_CHALLENGE:_
Wherever "background" appears in a line, list that line.

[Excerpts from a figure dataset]
□ □ □ □ □

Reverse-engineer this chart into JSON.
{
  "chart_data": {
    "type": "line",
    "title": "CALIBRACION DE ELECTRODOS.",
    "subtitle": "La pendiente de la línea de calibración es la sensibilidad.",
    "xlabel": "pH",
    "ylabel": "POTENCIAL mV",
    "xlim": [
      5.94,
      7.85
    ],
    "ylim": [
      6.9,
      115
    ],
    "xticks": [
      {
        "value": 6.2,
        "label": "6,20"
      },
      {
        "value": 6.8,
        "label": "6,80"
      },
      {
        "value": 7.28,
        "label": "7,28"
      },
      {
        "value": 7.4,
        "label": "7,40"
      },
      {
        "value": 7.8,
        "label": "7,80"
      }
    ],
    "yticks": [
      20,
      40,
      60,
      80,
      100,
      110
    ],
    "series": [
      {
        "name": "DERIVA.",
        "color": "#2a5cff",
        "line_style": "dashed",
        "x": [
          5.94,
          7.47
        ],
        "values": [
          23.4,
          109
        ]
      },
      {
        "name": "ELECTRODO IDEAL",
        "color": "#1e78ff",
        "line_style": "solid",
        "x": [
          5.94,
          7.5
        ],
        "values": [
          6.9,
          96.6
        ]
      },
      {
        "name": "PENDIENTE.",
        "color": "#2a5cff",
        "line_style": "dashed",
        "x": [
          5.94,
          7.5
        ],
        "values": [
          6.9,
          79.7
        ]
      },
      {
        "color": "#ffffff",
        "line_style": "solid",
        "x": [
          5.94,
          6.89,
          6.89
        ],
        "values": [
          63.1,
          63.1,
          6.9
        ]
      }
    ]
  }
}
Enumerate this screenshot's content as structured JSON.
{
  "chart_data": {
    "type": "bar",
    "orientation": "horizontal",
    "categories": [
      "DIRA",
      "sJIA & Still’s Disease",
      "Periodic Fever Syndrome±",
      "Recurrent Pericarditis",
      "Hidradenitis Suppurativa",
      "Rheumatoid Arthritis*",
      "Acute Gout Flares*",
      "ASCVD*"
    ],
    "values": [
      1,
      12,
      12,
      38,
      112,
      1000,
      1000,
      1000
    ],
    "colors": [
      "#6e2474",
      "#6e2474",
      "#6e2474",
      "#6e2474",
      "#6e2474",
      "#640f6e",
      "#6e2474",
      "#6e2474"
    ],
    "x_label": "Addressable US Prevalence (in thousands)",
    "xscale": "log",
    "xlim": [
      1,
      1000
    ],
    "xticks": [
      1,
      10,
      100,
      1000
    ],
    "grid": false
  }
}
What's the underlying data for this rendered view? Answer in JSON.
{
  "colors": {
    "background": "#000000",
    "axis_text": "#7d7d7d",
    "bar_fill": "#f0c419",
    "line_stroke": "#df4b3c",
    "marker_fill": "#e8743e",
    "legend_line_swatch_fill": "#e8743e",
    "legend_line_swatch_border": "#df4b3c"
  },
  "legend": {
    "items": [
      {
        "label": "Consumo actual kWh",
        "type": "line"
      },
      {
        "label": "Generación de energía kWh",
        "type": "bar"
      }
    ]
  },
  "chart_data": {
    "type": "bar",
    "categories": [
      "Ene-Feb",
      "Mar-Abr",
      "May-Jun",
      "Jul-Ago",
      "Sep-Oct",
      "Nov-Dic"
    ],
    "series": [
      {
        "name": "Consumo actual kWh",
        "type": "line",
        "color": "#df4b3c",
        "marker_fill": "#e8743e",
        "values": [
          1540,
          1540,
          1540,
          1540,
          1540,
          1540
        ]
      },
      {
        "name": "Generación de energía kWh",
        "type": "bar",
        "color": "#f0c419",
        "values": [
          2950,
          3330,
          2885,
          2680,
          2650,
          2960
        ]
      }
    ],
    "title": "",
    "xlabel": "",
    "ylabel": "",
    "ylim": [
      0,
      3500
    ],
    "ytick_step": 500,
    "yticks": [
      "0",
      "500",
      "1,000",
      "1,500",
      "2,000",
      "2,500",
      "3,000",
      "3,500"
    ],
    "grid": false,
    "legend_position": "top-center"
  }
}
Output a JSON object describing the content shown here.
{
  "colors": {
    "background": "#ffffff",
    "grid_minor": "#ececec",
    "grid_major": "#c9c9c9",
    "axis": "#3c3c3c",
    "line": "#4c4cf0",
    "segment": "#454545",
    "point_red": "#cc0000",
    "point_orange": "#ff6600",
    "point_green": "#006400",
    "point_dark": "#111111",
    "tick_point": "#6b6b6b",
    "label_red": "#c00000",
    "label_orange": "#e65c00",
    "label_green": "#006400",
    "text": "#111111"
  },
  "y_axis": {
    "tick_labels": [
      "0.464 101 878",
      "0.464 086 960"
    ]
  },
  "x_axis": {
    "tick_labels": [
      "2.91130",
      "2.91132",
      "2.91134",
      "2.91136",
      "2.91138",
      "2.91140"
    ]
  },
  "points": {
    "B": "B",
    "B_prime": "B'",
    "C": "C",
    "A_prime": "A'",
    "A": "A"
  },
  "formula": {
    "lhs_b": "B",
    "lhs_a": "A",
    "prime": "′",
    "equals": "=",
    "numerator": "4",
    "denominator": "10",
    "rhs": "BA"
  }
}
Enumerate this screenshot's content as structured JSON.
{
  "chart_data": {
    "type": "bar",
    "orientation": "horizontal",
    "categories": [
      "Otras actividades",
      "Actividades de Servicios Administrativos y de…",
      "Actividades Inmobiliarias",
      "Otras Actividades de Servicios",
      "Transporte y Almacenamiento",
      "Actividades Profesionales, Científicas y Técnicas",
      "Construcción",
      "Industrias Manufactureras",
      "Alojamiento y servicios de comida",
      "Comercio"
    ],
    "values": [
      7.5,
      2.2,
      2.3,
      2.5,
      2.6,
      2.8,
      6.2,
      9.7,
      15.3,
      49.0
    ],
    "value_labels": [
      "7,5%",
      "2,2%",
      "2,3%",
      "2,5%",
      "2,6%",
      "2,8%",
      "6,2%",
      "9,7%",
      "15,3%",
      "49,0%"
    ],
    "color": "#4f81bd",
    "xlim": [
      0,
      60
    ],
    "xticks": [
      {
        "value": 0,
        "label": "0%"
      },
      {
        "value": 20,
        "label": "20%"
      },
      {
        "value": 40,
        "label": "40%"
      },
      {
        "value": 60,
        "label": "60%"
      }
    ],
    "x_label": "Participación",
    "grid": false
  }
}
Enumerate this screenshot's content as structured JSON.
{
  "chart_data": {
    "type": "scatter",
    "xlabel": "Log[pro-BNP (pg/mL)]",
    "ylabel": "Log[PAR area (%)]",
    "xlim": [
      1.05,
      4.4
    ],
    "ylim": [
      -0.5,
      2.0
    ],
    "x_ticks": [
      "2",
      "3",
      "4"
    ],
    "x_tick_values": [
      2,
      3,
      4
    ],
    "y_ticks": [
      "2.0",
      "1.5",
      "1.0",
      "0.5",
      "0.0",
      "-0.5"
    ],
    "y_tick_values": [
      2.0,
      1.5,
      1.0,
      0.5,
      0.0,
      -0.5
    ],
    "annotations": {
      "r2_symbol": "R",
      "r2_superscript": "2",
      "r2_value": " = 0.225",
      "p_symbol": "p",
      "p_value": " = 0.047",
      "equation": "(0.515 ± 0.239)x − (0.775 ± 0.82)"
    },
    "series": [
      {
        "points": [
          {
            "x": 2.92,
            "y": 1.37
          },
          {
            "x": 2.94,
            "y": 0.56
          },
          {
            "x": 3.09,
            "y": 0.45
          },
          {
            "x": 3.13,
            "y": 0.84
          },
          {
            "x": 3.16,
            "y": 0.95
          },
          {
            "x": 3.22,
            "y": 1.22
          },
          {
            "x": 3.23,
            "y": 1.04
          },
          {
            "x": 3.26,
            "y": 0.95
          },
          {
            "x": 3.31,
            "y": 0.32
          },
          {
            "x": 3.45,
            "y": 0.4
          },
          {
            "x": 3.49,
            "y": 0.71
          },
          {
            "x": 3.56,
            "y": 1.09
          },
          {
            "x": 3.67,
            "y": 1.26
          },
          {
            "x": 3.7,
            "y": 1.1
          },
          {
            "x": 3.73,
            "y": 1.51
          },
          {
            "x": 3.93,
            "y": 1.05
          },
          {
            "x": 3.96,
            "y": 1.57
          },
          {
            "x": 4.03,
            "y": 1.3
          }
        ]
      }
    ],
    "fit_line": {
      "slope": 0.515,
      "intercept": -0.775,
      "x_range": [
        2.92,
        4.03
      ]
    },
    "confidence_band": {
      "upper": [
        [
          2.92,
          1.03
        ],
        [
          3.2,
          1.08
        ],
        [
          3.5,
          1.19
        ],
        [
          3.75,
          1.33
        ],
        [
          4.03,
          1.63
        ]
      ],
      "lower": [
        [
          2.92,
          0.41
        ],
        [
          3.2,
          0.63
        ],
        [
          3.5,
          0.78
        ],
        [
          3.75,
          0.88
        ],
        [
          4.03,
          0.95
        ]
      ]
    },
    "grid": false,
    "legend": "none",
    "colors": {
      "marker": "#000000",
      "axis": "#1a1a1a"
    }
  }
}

□ □ □ □ □

_EXERCISE RESPONSE:_
    "background": "#000000",
    "background": "#ffffff",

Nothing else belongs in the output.